-- Record excerpts start --
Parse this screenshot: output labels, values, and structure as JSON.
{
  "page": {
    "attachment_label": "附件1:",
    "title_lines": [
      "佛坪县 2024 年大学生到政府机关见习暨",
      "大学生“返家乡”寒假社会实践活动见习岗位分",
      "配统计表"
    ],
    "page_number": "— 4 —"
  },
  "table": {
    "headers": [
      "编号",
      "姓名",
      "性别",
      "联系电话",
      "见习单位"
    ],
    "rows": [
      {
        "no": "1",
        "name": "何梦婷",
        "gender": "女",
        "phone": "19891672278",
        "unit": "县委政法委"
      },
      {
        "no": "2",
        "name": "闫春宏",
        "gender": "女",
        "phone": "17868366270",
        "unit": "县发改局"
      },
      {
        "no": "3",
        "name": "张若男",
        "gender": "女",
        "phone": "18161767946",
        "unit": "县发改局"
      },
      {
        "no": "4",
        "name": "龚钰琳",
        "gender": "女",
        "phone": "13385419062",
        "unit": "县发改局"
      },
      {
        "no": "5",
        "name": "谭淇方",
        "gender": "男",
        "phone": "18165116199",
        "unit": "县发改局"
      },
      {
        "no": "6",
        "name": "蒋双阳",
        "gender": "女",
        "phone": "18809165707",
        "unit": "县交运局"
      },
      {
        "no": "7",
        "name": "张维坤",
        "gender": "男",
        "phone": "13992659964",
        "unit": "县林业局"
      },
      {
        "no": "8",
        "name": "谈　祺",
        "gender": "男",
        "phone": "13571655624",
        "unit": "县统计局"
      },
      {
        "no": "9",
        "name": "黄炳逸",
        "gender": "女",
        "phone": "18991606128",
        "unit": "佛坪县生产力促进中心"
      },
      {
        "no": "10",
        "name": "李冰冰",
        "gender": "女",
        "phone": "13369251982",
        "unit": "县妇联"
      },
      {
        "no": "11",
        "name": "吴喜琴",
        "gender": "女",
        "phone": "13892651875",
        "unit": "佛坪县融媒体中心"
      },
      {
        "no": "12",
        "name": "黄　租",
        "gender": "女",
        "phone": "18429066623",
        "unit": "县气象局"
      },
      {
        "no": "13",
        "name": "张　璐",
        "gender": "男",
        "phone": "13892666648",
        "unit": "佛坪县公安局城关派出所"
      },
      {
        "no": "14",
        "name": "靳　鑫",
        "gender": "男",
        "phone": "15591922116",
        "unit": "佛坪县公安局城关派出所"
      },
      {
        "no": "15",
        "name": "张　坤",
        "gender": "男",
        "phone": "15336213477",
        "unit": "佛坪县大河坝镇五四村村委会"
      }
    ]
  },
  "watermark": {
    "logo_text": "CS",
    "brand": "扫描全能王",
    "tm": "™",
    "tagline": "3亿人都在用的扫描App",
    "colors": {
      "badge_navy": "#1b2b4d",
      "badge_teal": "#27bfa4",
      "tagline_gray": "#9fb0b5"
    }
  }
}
-- Record excerpts end --
▶ [Stated goal]: Reproduce every record, matching each line exactly.

▶ [Finished exercise]:
Parse this screenshot: output labels, values, and structure as JSON.
{
  "page": {
    "attachment_label": "附件1:",
    "title_lines": [
      "佛坪县 2024 年大学生到政府机关见习暨",
      "大学生“返家乡”寒假社会实践活动见习岗位分",
      "配统计表"
    ],
    "page_number": "— 4 —"
  },
  "table": {
    "headers": [
      "编号",
      "姓名",
      "性别",
      "联系电话",
      "见习单位"
    ],
    "rows": [
      {
        "no": "1",
        "name": "何梦婷",
        "gender": "女",
        "phone": "19891672278",
        "unit": "县委政法委"
      },
      {
        "no": "2",
        "name": "闫春宏",
        "gender": "女",
        "phone": "17868366270",
        "unit": "县发改局"
      },
      {
        "no": "3",
        "name": "张若男",
        "gender": "女",
        "phone": "18161767946",
        "unit": "县发改局"
      },
      {
        "no": "4",
        "name": "龚钰琳",
        "gender": "女",
        "phone": "13385419062",
        "unit": "县发改局"
      },
      {
        "no": "5",
        "name": "谭淇方",
        "gender": "男",
        "phone": "18165116199",
        "unit": "县发改局"
      },
      {
        "no": "6",
        "name": "蒋双阳",
        "gender": "女",
        "phone": "18809165707",
        "unit": "县交运局"
      },
      {
        "no": "7",
        "name": "张维坤",
        "gender": "男",
        "phone": "13992659964",
        "unit": "县林业局"
      },
      {
        "no": "8",
        "name": "谈　祺",
        "gender": "男",
        "phone": "13571655624",
        "unit": "县统计局"
      },
      {
        "no": "9",
        "name": "黄炳逸",
        "gender": "女",
        "phone": "18991606128",
        "unit": "佛坪县生产力促进中心"
      },
      {
        "no": "10",
        "name": "李冰冰",
        "gender": "女",
        "phone": "13369251982",
        "unit": "县妇联"
      },
      {
        "no": "11",
        "name": "吴喜琴",
        "gender": "女",
        "phone": "13892651875",
        "unit": "佛坪县融媒体中心"
      },
      {
        "no": "12",
        "name": "黄　租",
        "gender": "女",
        "phone": "18429066623",
        "unit": "县气象局"
      },
      {
        "no": "13",
        "name": "张　璐",
        "gender": "男",
        "phone": "13892666648",
        "unit": "佛坪县公安局城关派出所"
      },
      {
        "no": "14",
        "name": "靳　鑫",
        "gender": "男",
        "phone": "15591922116",
        "unit": "佛坪县公安局城关派出所"
      },
      {
        "no": "15",
        "name": "张　坤",
        "gender": "男",
        "phone": "15336213477",
        "unit": "佛坪县大河坝镇五四村村委会"
      }
    ]
  },
  "watermark": {
    "logo_text": "CS",
    "brand": "扫描全能王",
    "tm": "™",
    "tagline": "3亿人都在用的扫描App",
    "colors": {
      "badge_navy": "#1b2b4d",
      "badge_teal": "#27bfa4",
      "tagline_gray": "#9fb0b5"
    }
  }
}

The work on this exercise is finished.